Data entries
[BEGIN]
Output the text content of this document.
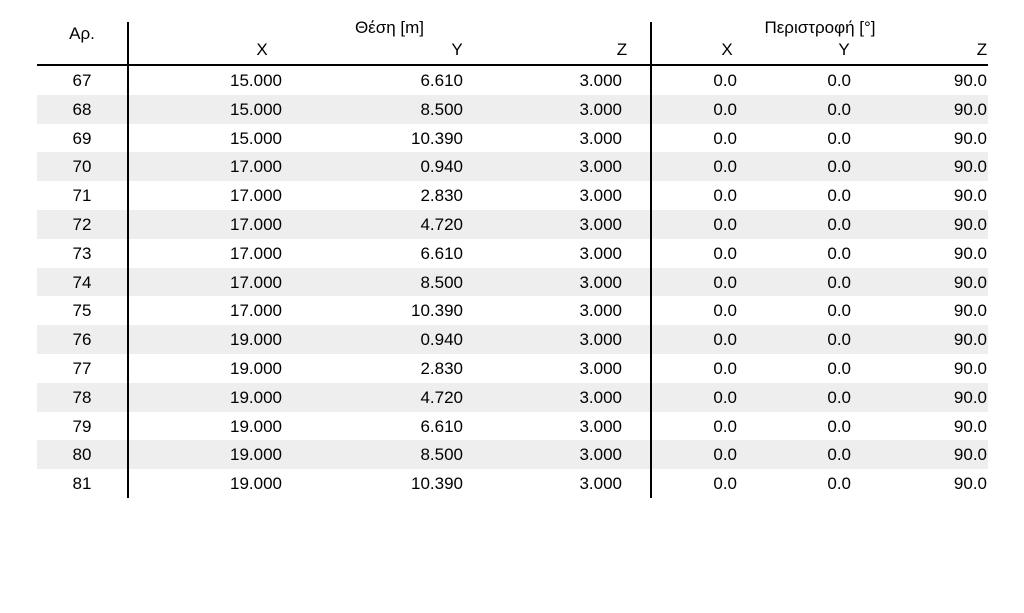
Αρ.	Θέση [m]	Περιστροφή [°]
X	Y	Z	X	Y	Z
67	15.000	6.610	3.000	0.0	0.0	90.0
68	15.000	8.500	3.000	0.0	0.0	90.0
69	15.000	10.390	3.000	0.0	0.0	90.0
70	17.000	0.940	3.000	0.0	0.0	90.0
71	17.000	2.830	3.000	0.0	0.0	90.0
72	17.000	4.720	3.000	0.0	0.0	90.0
73	17.000	6.610	3.000	0.0	0.0	90.0
74	17.000	8.500	3.000	0.0	0.0	90.0
75	17.000	10.390	3.000	0.0	0.0	90.0
76	19.000	0.940	3.000	0.0	0.0	90.0
77	19.000	2.830	3.000	0.0	0.0	90.0
78	19.000	4.720	3.000	0.0	0.0	90.0
79	19.000	6.610	3.000	0.0	0.0	90.0
80	19.000	8.500	3.000	0.0	0.0	90.0
81	19.000	10.390	3.000	0.0	0.0	90.0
[END]
▶ **Requirements**
Every entry must be written out exactly, with all pictures left out.

▶ **Finished task**
Output the text content of this document.
Αρ.	Θέση [m]	Περιστροφή [°]
X	Y	Z	X	Y	Z
67	15.000	6.610	3.000	0.0	0.0	90.0
68	15.000	8.500	3.000	0.0	0.0	90.0
69	15.000	10.390	3.000	0.0	0.0	90.0
70	17.000	0.940	3.000	0.0	0.0	90.0
71	17.000	2.830	3.000	0.0	0.0	90.0
72	17.000	4.720	3.000	0.0	0.0	90.0
73	17.000	6.610	3.000	0.0	0.0	90.0
74	17.000	8.500	3.000	0.0	0.0	90.0
75	17.000	10.390	3.000	0.0	0.0	90.0
76	19.000	0.940	3.000	0.0	0.0	90.0
77	19.000	2.830	3.000	0.0	0.0	90.0
78	19.000	4.720	3.000	0.0	0.0	90.0
79	19.000	6.610	3.000	0.0	0.0	90.0
80	19.000	8.500	3.000	0.0	0.0	90.0
81	19.000	10.390	3.000	0.0	0.0	90.0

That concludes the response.